== Records from a data source ==

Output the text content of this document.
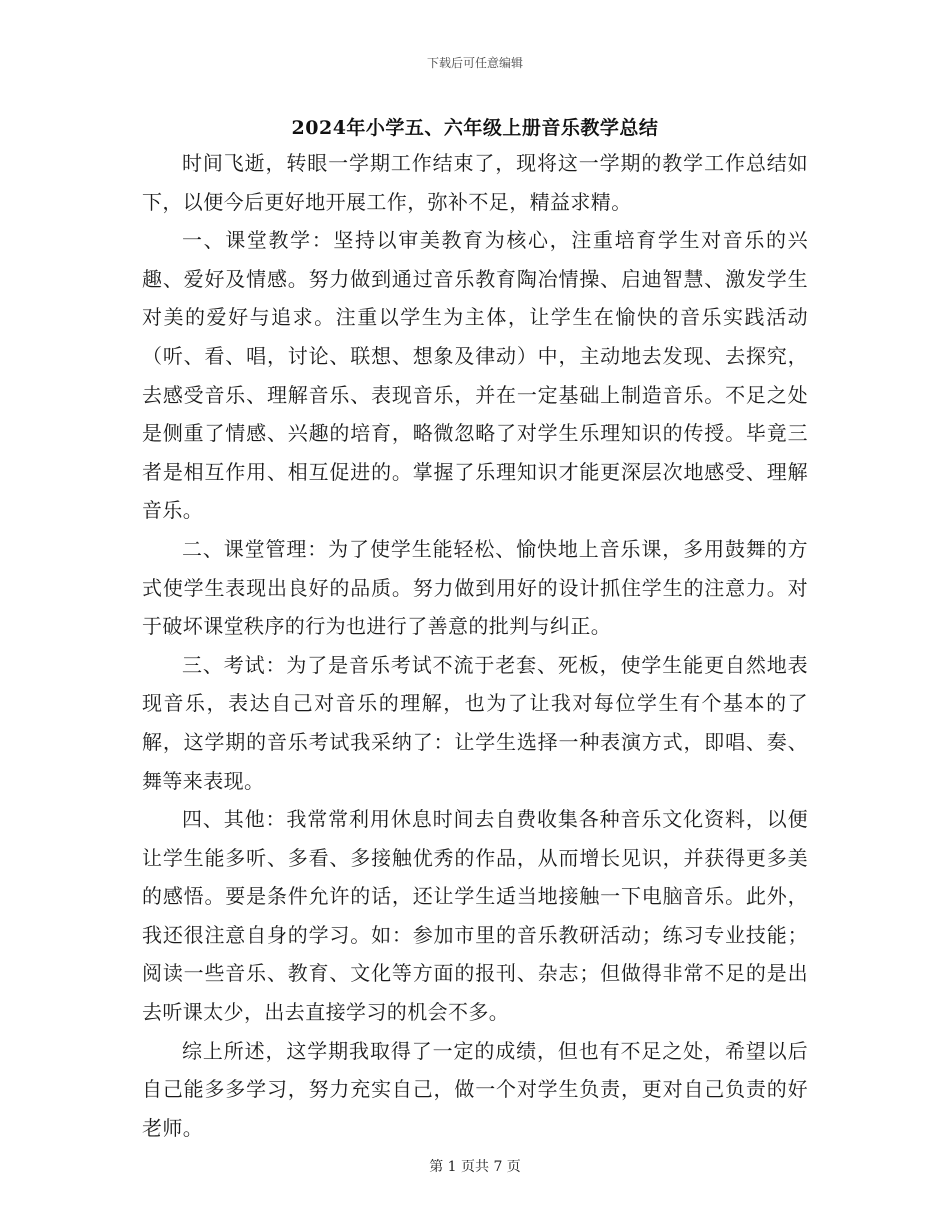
下载后可任意编辑
2024年小学五、六年级上册音乐教学总结

时间飞逝，转眼一学期工作结束了，现将这一学期的教学工作总结如下，以便今后更好地开展工作，弥补不足，精益求精。

一、课堂教学：坚持以审美教育为核心，注重培育学生对音乐的兴趣、爱好及情感。努力做到通过音乐教育陶冶情操、启迪智慧、激发学生对美的爱好与追求。注重以学生为主体，让学生在愉快的音乐实践活动（听、看、唱，讨论、联想、想象及律动）中，主动地去发现、去探究，去感受音乐、理解音乐、表现音乐，并在一定基础上制造音乐。不足之处是侧重了情感、兴趣的培育，略微忽略了对学生乐理知识的传授。毕竟三者是相互作用、相互促进的。掌握了乐理知识才能更深层次地感受、理解音乐。

二、课堂管理：为了使学生能轻松、愉快地上音乐课，多用鼓舞的方式使学生表现出良好的品质。努力做到用好的设计抓住学生的注意力。对于破坏课堂秩序的行为也进行了善意的批判与纠正。

三、考试：为了是音乐考试不流于老套、死板，使学生能更自然地表现音乐，表达自己对音乐的理解，也为了让我对每位学生有个基本的了解，这学期的音乐考试我采纳了：让学生选择一种表演方式，即唱、奏、舞等来表现。

四、其他：我常常利用休息时间去自费收集各种音乐文化资料，以便让学生能多听、多看、多接触优秀的作品，从而增长见识，并获得更多美的感悟。要是条件允许的话，还让学生适当地接触一下电脑音乐。此外，我还很注意自身的学习。如：参加市里的音乐教研活动；练习专业技能；阅读一些音乐、教育、文化等方面的报刊、杂志；但做得非常不足的是出去听课太少，出去直接学习的机会不多。

综上所述，这学期我取得了一定的成绩，但也有不足之处，希望以后自己能多多学习，努力充实自己，做一个对学生负责，更对自己负责的好老师。

第 1 页共 7 页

== YOUR TASK ==
Copy the listing exactly. Any image in it stays out of the copy.

== RESULT FOR THIS TASK ==
Output the text content of this document.
下载后可任意编辑
2024年小学五、六年级上册音乐教学总结

时间飞逝，转眼一学期工作结束了，现将这一学期的教学工作总结如下，以便今后更好地开展工作，弥补不足，精益求精。

一、课堂教学：坚持以审美教育为核心，注重培育学生对音乐的兴趣、爱好及情感。努力做到通过音乐教育陶冶情操、启迪智慧、激发学生对美的爱好与追求。注重以学生为主体，让学生在愉快的音乐实践活动（听、看、唱，讨论、联想、想象及律动）中，主动地去发现、去探究，去感受音乐、理解音乐、表现音乐，并在一定基础上制造音乐。不足之处是侧重了情感、兴趣的培育，略微忽略了对学生乐理知识的传授。毕竟三者是相互作用、相互促进的。掌握了乐理知识才能更深层次地感受、理解音乐。

二、课堂管理：为了使学生能轻松、愉快地上音乐课，多用鼓舞的方式使学生表现出良好的品质。努力做到用好的设计抓住学生的注意力。对于破坏课堂秩序的行为也进行了善意的批判与纠正。

三、考试：为了是音乐考试不流于老套、死板，使学生能更自然地表现音乐，表达自己对音乐的理解，也为了让我对每位学生有个基本的了解，这学期的音乐考试我采纳了：让学生选择一种表演方式，即唱、奏、舞等来表现。

四、其他：我常常利用休息时间去自费收集各种音乐文化资料，以便让学生能多听、多看、多接触优秀的作品，从而增长见识，并获得更多美的感悟。要是条件允许的话，还让学生适当地接触一下电脑音乐。此外，我还很注意自身的学习。如：参加市里的音乐教研活动；练习专业技能；阅读一些音乐、教育、文化等方面的报刊、杂志；但做得非常不足的是出去听课太少，出去直接学习的机会不多。

综上所述，这学期我取得了一定的成绩，但也有不足之处，希望以后自己能多多学习，努力充实自己，做一个对学生负责，更对自己负责的好老师。

第 1 页共 7 页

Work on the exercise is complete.